- [What you should do]: Work through the data line by line, gathering every line that has the word "JSON".
— start Extracted records —
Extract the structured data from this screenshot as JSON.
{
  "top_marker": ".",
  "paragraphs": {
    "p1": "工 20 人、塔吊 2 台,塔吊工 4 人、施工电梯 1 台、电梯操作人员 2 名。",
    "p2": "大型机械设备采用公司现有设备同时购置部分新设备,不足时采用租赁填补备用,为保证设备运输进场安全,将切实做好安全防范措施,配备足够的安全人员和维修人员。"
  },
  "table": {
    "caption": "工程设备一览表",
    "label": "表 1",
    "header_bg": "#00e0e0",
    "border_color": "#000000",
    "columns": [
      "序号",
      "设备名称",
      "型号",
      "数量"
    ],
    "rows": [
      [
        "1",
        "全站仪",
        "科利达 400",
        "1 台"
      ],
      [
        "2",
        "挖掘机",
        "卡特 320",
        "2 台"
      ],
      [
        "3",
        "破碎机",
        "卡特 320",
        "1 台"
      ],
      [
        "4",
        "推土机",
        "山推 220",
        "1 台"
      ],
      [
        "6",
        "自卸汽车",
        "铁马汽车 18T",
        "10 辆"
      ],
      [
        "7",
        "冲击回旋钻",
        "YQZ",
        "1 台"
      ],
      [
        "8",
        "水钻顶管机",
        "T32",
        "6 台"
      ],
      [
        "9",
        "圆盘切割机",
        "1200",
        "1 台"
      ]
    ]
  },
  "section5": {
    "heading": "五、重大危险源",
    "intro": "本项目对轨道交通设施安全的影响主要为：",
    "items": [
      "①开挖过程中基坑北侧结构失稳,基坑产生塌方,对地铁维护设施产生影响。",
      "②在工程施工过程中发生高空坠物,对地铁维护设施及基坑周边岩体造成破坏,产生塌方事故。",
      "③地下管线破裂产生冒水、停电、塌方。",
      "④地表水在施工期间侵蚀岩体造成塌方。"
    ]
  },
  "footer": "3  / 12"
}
— end Extracted records —
— start Extracted records —
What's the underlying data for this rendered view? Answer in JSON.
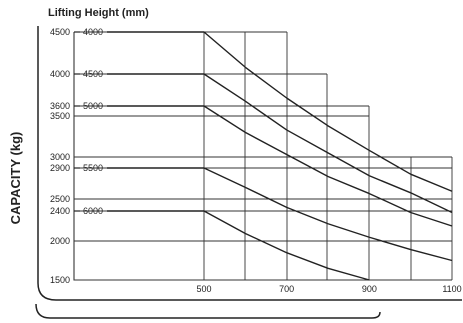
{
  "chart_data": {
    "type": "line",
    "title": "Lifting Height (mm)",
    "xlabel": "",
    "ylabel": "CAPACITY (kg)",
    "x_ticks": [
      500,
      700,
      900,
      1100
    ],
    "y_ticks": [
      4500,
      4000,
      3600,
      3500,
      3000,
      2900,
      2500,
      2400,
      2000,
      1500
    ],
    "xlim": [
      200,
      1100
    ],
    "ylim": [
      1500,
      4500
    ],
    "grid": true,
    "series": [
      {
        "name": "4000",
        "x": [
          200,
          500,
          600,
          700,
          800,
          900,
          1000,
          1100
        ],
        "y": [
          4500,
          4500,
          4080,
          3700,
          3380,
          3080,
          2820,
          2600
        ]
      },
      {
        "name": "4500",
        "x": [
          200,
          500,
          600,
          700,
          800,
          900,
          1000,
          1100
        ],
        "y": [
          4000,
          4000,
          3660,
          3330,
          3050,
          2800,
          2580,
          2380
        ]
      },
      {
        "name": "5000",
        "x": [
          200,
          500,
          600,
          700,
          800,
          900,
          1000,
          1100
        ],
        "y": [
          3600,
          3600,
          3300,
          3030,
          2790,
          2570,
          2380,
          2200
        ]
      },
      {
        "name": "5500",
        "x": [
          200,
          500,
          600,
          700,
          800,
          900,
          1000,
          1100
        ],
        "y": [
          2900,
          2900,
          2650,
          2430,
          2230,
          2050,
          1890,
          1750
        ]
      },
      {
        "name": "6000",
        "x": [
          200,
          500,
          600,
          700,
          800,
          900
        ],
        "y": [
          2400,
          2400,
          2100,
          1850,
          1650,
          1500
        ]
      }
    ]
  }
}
— end Extracted records —
— start Extracted records —
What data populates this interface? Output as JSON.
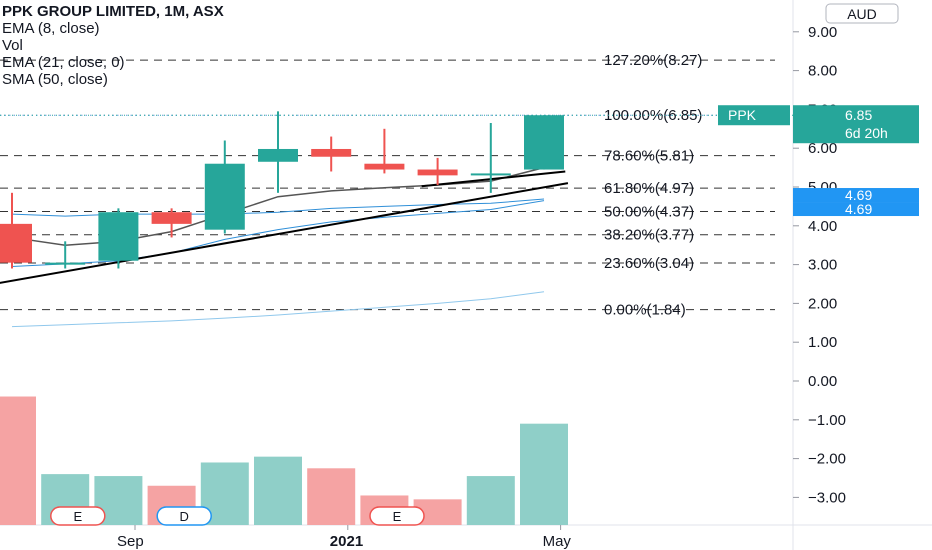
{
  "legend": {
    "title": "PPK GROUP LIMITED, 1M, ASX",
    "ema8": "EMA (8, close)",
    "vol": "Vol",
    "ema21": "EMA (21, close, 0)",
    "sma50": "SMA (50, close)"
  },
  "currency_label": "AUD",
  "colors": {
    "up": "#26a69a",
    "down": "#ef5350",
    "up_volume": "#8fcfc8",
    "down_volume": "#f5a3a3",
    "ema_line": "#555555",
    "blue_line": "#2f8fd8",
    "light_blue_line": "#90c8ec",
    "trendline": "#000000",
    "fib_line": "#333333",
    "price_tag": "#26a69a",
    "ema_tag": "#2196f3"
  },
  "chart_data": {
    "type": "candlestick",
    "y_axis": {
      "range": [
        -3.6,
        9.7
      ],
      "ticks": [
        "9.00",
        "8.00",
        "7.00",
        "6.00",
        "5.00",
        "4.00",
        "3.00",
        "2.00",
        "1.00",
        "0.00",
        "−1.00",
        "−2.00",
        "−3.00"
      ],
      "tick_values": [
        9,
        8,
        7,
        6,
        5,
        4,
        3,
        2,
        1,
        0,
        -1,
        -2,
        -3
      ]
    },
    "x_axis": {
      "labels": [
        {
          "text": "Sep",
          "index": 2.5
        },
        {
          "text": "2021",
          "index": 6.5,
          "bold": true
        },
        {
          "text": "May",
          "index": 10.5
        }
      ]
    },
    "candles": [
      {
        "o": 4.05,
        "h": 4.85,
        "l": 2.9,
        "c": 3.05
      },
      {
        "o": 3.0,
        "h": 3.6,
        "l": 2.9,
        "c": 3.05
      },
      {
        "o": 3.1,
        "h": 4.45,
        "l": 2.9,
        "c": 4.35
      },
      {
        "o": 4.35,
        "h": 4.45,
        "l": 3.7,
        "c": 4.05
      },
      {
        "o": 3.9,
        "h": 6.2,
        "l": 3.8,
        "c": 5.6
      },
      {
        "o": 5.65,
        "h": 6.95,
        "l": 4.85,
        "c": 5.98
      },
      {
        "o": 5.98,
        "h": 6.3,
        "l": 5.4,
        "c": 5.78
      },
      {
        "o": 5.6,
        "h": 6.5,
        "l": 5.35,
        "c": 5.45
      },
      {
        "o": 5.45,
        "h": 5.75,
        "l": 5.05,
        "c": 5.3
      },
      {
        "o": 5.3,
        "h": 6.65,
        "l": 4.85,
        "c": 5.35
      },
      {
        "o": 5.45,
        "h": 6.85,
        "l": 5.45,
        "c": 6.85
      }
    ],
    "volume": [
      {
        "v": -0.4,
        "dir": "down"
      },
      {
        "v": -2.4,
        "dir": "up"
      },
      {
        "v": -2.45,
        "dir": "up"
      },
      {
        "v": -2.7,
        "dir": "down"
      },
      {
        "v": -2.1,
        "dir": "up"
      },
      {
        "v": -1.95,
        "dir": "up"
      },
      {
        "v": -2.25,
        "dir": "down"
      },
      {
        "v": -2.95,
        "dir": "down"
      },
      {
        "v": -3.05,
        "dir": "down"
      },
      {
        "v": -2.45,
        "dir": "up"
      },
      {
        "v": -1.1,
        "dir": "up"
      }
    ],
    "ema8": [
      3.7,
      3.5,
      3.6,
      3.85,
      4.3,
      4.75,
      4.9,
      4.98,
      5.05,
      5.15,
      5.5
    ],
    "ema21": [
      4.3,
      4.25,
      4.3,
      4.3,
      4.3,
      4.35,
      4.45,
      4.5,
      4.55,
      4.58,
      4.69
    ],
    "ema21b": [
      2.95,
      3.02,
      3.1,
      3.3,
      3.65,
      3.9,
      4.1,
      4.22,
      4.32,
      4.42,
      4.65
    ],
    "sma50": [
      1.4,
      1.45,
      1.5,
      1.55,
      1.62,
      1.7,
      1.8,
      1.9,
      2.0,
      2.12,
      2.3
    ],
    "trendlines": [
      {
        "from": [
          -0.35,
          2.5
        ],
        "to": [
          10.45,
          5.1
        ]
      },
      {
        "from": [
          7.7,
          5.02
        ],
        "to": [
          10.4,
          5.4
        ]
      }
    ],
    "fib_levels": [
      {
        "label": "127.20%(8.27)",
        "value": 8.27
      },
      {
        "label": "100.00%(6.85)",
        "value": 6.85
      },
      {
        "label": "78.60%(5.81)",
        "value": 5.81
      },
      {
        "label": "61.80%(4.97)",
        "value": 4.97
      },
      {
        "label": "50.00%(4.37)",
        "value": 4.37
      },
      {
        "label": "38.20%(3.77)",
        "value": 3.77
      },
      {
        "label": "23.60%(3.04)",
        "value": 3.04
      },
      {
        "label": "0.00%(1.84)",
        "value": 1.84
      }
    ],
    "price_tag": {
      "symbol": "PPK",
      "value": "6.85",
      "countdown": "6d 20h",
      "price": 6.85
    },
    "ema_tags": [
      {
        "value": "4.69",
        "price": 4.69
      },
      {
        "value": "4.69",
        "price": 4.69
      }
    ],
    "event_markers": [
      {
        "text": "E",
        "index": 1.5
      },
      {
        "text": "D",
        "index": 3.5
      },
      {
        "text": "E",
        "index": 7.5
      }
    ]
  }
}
— end Extracted records —
- [Full answer]:
Extract the structured data from this screenshot as JSON.
What's the underlying data for this rendered view? Answer in JSON.
What data populates this interface? Output as JSON.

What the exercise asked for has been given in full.